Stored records
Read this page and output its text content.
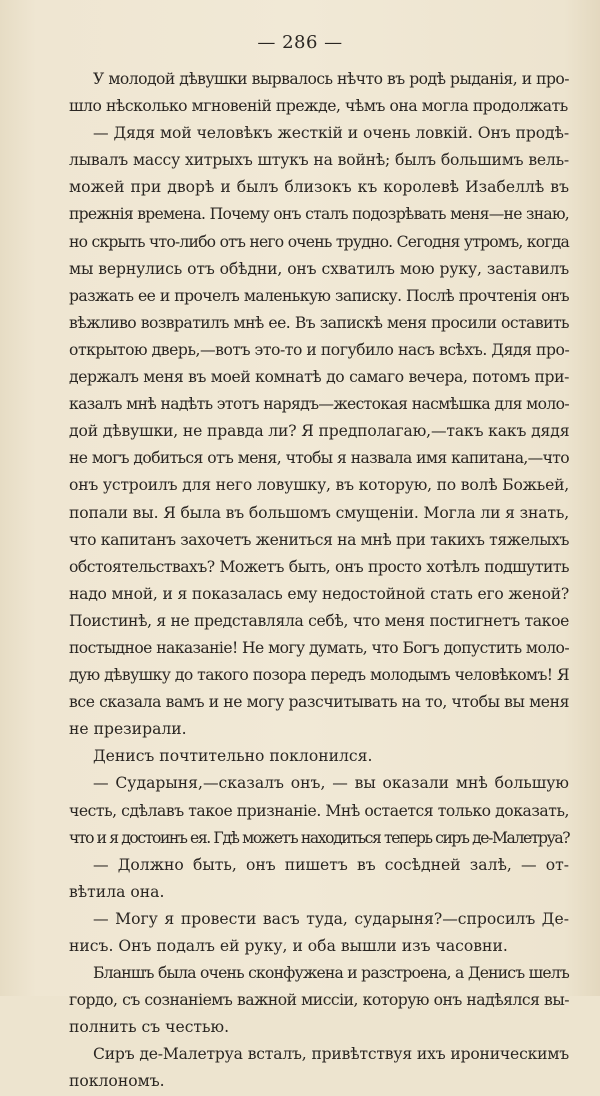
— 286 —
У молодой дѣвушки вырвалось нѣчто въ родѣ рыданія, и про-
шло нѣсколько мгновеній прежде, чѣмъ она могла продолжать
— Дядя мой человѣкъ жесткій и очень ловкій. Онъ продѣ-
лывалъ массу хитрыхъ штукъ на войнѣ; былъ большимъ вель-
можей при дворѣ и былъ близокъ къ королевѣ Изабеллѣ въ
прежнія времена. Почему онъ сталъ подозрѣвать меня—не знаю,
но скрыть что-либо отъ него очень трудно. Сегодня утромъ, когда
мы вернулись отъ обѣдни, онъ схватилъ мою руку, заставилъ
разжать ее и прочелъ маленькую записку. Послѣ прочтенія онъ
вѣжливо возвратилъ мнѣ ее. Въ запискѣ меня просили оставить
открытою дверь,—вотъ это-то и погубило насъ всѣхъ. Дядя про-
держалъ меня въ моей комнатѣ до самаго вечера, потомъ при-
казалъ мнѣ надѣть этотъ нарядъ—жестокая насмѣшка для моло-
дой дѣвушки, не правда ли? Я предполагаю,—такъ какъ дядя
не могъ добиться отъ меня, чтобы я назвала имя капитана,—что
онъ устроилъ для него ловушку, въ которую, по волѣ Божьей,
попали вы. Я была въ большомъ смущеніи. Могла ли я знать,
что капитанъ захочетъ жениться на мнѣ при такихъ тяжелыхъ
обстоятельствахъ? Можетъ быть, онъ просто хотѣлъ подшутить
надо мной, и я показалась ему недостойной стать его женой?
Поистинѣ, я не представляла себѣ, что меня постигнетъ такое
постыдное наказаніе! Не могу думать, что Богъ допустить моло-
дую дѣвушку до такого позора передъ молодымъ человѣкомъ! Я
все сказала вамъ и не могу разсчитывать на то, чтобы вы меня
не презирали.
Денисъ почтительно поклонился.
— Сударыня,—сказалъ онъ, — вы оказали мнѣ большую
честь, сдѣлавъ такое признаніе. Мнѣ остается только доказать,
что и я достоинъ ея. Гдѣ можетъ находиться теперь сиръ де-Малетруа?
— Должно быть, онъ пишетъ въ сосѣдней залѣ, — от-
вѣтила она.
— Могу я провести васъ туда, сударыня?—спросилъ Де-
нисъ. Онъ подалъ ей руку, и оба вышли изъ часовни.
Бланшъ была очень сконфужена и разстроена, а Денисъ шелъ
гордо, съ сознаніемъ важной миссіи, которую онъ надѣялся вы-
полнить съ честью.
Сиръ де-Малетруа всталъ, привѣтствуя ихъ ироническимъ
поклономъ.
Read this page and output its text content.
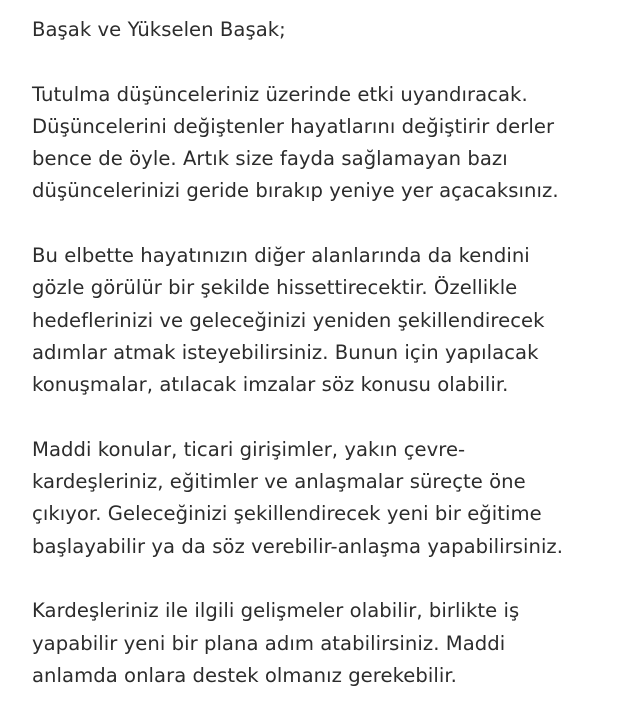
Başak ve Yükselen Başak;
Tutulma düşünceleriniz üzerinde etki uyandıracak.
Düşüncelerini değiştenler hayatlarını değiştirir derler
bence de öyle. Artık size fayda sağlamayan bazı
düşüncelerinizi geride bırakıp yeniye yer açacaksınız.
Bu elbette hayatınızın diğer alanlarında da kendini
gözle görülür bir şekilde hissettirecektir. Özellikle
hedeflerinizi ve geleceğinizi yeniden şekillendirecek
adımlar atmak isteyebilirsiniz. Bunun için yapılacak
konuşmalar, atılacak imzalar söz konusu olabilir.
Maddi konular, ticari girişimler, yakın çevre-
kardeşleriniz, eğitimler ve anlaşmalar süreçte öne
çıkıyor. Geleceğinizi şekillendirecek yeni bir eğitime
başlayabilir ya da söz verebilir-anlaşma yapabilirsiniz.
Kardeşleriniz ile ilgili gelişmeler olabilir, birlikte iş
yapabilir yeni bir plana adım atabilirsiniz. Maddi
anlamda onlara destek olmanız gerekebilir.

§ What to work on
Extract each line holding the string "şekillendirecek".

§ Written solution
hedeflerinizi ve geleceğinizi yeniden şekillendirecek
çıkıyor. Geleceğinizi şekillendirecek yeni bir eğitime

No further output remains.